• What is being asked: Extract the full set of records that follows, word for word.
------------------------------
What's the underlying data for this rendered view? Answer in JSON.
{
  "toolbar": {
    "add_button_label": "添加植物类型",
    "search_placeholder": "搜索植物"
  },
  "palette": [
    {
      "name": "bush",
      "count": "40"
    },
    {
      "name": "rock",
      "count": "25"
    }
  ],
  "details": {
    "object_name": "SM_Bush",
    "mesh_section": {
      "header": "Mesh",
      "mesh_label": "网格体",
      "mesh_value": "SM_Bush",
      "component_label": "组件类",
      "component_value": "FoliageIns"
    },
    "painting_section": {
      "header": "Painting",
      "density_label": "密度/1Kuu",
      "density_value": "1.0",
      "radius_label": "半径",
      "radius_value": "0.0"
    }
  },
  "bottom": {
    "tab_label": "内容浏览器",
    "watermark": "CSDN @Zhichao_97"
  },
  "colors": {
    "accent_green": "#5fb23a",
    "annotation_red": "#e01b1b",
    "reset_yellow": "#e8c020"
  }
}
------------------------------
• Written solution:
What's the underlying data for this rendered view? Answer in JSON.
{
  "toolbar": {
    "add_button_label": "添加植物类型",
    "search_placeholder": "搜索植物"
  },
  "palette": [
    {
      "name": "bush",
      "count": "40"
    },
    {
      "name": "rock",
      "count": "25"
    }
  ],
  "details": {
    "object_name": "SM_Bush",
    "mesh_section": {
      "header": "Mesh",
      "mesh_label": "网格体",
      "mesh_value": "SM_Bush",
      "component_label": "组件类",
      "component_value": "FoliageIns"
    },
    "painting_section": {
      "header": "Painting",
      "density_label": "密度/1Kuu",
      "density_value": "1.0",
      "radius_label": "半径",
      "radius_value": "0.0"
    }
  },
  "bottom": {
    "tab_label": "内容浏览器",
    "watermark": "CSDN @Zhichao_97"
  },
  "colors": {
    "accent_green": "#5fb23a",
    "annotation_red": "#e01b1b",
    "reset_yellow": "#e8c020"
  }
}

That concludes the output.